- _Exercise input_

((

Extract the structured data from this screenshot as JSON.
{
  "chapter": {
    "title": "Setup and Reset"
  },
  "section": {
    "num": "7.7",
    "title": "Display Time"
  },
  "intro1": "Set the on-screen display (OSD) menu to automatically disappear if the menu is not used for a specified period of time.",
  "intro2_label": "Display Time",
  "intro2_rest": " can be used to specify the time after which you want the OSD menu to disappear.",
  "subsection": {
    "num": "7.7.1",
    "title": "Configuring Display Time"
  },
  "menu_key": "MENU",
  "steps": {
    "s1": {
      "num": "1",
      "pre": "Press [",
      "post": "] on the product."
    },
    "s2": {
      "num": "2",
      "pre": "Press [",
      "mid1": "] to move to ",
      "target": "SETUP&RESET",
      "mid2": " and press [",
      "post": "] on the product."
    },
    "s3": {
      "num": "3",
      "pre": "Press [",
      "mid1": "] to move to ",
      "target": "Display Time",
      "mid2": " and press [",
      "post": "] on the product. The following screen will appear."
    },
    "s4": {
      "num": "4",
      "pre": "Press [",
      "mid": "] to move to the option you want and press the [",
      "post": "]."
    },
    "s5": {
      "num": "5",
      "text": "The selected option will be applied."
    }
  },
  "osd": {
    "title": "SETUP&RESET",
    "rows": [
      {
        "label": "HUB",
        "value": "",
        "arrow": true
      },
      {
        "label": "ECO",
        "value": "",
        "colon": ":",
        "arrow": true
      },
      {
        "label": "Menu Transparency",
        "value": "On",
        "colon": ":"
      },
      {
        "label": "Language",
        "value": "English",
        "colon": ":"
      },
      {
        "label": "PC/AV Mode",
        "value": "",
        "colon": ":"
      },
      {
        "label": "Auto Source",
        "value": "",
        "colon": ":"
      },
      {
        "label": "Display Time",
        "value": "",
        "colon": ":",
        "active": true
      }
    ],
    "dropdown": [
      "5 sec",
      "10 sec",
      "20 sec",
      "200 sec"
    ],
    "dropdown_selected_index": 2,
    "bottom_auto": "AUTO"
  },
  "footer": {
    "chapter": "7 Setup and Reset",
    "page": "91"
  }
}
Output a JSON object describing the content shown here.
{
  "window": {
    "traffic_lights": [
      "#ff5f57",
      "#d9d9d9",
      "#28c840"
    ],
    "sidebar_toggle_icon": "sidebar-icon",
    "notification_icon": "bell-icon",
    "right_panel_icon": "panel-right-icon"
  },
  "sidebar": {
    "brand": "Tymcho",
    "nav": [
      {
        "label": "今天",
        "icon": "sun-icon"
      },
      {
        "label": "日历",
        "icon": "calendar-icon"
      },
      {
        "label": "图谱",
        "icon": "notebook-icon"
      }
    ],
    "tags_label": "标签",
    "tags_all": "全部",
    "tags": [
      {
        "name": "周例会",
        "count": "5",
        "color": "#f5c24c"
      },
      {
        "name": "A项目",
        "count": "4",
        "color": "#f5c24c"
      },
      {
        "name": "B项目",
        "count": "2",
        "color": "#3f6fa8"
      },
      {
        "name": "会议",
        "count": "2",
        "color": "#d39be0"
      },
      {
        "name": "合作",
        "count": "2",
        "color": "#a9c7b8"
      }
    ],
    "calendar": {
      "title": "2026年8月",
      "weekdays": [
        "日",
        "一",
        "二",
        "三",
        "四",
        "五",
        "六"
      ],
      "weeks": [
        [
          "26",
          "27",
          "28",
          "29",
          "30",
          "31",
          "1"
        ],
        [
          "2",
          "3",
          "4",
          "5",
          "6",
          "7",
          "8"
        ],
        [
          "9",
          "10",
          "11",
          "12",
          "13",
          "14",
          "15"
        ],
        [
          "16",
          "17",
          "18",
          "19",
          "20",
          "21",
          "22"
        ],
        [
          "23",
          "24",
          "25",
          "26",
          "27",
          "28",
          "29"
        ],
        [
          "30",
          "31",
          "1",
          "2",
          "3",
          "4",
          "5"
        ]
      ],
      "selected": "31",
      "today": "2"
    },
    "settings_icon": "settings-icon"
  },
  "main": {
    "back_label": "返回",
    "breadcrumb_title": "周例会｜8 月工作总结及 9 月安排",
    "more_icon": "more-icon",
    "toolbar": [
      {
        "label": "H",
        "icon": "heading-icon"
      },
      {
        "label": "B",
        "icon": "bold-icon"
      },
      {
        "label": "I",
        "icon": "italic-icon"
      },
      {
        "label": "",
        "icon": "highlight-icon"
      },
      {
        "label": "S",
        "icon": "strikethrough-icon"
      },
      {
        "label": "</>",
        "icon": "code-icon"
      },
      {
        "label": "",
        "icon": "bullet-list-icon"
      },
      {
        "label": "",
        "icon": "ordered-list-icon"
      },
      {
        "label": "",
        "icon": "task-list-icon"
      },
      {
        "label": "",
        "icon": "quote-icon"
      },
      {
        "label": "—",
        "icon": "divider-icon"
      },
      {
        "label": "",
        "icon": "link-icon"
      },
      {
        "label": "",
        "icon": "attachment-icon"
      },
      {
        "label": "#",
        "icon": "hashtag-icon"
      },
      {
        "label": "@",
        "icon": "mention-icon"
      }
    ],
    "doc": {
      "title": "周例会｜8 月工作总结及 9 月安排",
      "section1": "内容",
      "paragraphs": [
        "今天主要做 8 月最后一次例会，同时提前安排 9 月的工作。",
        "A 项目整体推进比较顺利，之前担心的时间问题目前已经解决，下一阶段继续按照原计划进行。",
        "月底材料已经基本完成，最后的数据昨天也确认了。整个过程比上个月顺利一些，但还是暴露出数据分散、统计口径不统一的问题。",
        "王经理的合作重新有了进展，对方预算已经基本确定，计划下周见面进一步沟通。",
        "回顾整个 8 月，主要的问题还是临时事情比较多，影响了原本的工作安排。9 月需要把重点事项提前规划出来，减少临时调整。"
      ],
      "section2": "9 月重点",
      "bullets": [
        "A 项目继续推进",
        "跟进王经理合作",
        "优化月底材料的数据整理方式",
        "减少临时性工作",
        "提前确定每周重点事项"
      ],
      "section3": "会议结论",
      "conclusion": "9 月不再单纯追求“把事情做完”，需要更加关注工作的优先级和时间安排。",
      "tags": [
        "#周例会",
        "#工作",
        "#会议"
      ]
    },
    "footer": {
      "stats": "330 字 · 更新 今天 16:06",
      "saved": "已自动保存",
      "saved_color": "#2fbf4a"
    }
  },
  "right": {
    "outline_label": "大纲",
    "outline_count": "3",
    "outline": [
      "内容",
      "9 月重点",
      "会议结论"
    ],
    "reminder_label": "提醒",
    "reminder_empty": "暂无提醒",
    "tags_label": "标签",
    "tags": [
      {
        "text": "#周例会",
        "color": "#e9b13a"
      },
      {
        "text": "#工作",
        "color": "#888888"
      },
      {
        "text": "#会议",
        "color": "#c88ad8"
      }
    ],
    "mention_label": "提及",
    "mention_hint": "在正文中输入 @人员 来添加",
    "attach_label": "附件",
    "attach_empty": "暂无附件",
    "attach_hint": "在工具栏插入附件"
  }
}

))

- _Task directions_
From the records above, pick out and copy each line holding the word "JSON".

- _Task result_
Extract the structured data from this screenshot as JSON.
Output a JSON object describing the content shown here.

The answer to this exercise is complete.